### Entries provided:
****************************************
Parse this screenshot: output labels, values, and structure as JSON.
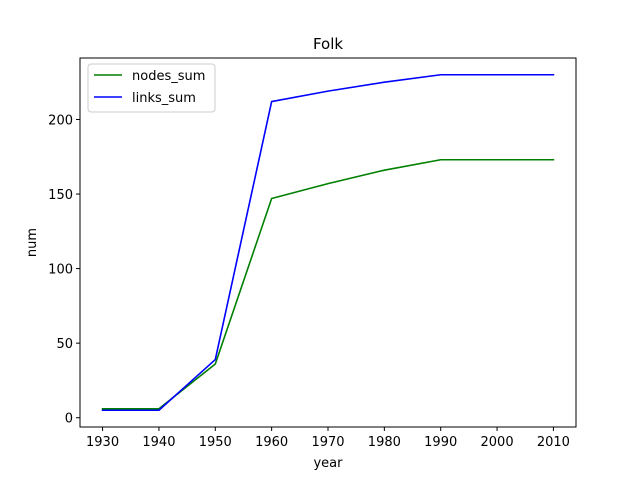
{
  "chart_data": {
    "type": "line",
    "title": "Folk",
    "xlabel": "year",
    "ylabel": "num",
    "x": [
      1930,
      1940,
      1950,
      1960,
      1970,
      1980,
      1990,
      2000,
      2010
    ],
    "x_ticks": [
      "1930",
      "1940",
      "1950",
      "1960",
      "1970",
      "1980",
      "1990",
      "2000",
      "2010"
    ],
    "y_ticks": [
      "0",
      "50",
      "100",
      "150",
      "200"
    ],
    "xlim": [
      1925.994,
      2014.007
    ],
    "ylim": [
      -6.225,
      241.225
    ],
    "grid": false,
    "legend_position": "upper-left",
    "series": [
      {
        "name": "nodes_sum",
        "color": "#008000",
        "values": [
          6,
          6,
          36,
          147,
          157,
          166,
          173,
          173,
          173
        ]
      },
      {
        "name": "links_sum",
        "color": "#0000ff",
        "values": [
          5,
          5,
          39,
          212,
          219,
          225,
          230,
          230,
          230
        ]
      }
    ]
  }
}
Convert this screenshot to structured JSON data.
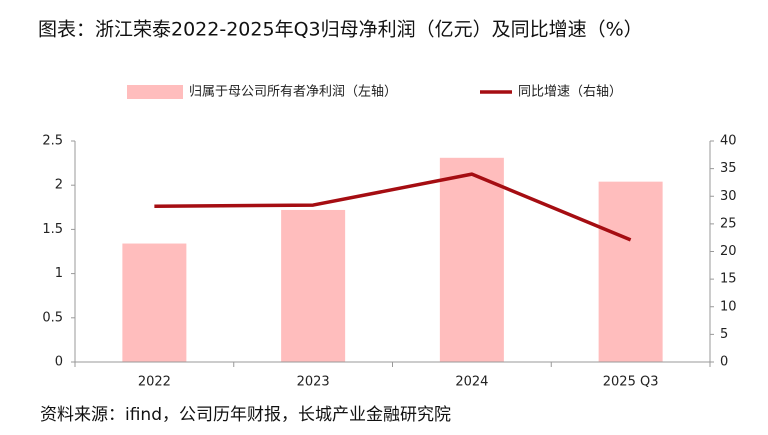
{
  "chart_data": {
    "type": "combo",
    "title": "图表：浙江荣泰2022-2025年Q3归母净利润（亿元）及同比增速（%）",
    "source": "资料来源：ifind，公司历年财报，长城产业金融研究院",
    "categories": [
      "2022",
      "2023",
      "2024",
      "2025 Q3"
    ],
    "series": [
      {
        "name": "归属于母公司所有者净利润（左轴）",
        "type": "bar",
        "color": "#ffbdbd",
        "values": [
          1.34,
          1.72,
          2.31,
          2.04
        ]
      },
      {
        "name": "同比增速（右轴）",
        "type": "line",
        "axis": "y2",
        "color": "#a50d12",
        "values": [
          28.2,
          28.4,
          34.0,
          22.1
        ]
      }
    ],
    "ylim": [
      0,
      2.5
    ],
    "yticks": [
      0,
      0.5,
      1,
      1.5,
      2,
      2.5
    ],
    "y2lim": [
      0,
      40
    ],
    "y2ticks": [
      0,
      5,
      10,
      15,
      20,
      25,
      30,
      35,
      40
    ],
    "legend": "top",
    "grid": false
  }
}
****************************************
### Directive:
Working from the lines above, reproduce the material exactly and exclude its pictures.

### Correct response:
Parse this screenshot: output labels, values, and structure as JSON.
{
  "chart_data": {
    "type": "line",
    "title": "Folk",
    "xlabel": "year",
    "ylabel": "num",
    "x": [
      1930,
      1940,
      1950,
      1960,
      1970,
      1980,
      1990,
      2000,
      2010
    ],
    "x_ticks": [
      "1930",
      "1940",
      "1950",
      "1960",
      "1970",
      "1980",
      "1990",
      "2000",
      "2010"
    ],
    "y_ticks": [
      "0",
      "50",
      "100",
      "150",
      "200"
    ],
    "xlim": [
      1925.994,
      2014.007
    ],
    "ylim": [
      -6.225,
      241.225
    ],
    "grid": false,
    "legend_position": "upper-left",
    "series": [
      {
        "name": "nodes_sum",
        "color": "#008000",
        "values": [
          6,
          6,
          36,
          147,
          157,
          166,
          173,
          173,
          173
        ]
      },
      {
        "name": "links_sum",
        "color": "#0000ff",
        "values": [
          5,
          5,
          39,
          212,
          219,
          225,
          230,
          230,
          230
        ]
      }
    ]
  }
}
Convert this screenshot to structured JSON data.
{
  "chart_data": {
    "type": "combo",
    "title": "图表：浙江荣泰2022-2025年Q3归母净利润（亿元）及同比增速（%）",
    "source": "资料来源：ifind，公司历年财报，长城产业金融研究院",
    "categories": [
      "2022",
      "2023",
      "2024",
      "2025 Q3"
    ],
    "series": [
      {
        "name": "归属于母公司所有者净利润（左轴）",
        "type": "bar",
        "color": "#ffbdbd",
        "values": [
          1.34,
          1.72,
          2.31,
          2.04
        ]
      },
      {
        "name": "同比增速（右轴）",
        "type": "line",
        "axis": "y2",
        "color": "#a50d12",
        "values": [
          28.2,
          28.4,
          34.0,
          22.1
        ]
      }
    ],
    "ylim": [
      0,
      2.5
    ],
    "yticks": [
      0,
      0.5,
      1,
      1.5,
      2,
      2.5
    ],
    "y2lim": [
      0,
      40
    ],
    "y2ticks": [
      0,
      5,
      10,
      15,
      20,
      25,
      30,
      35,
      40
    ],
    "legend": "top",
    "grid": false
  }
}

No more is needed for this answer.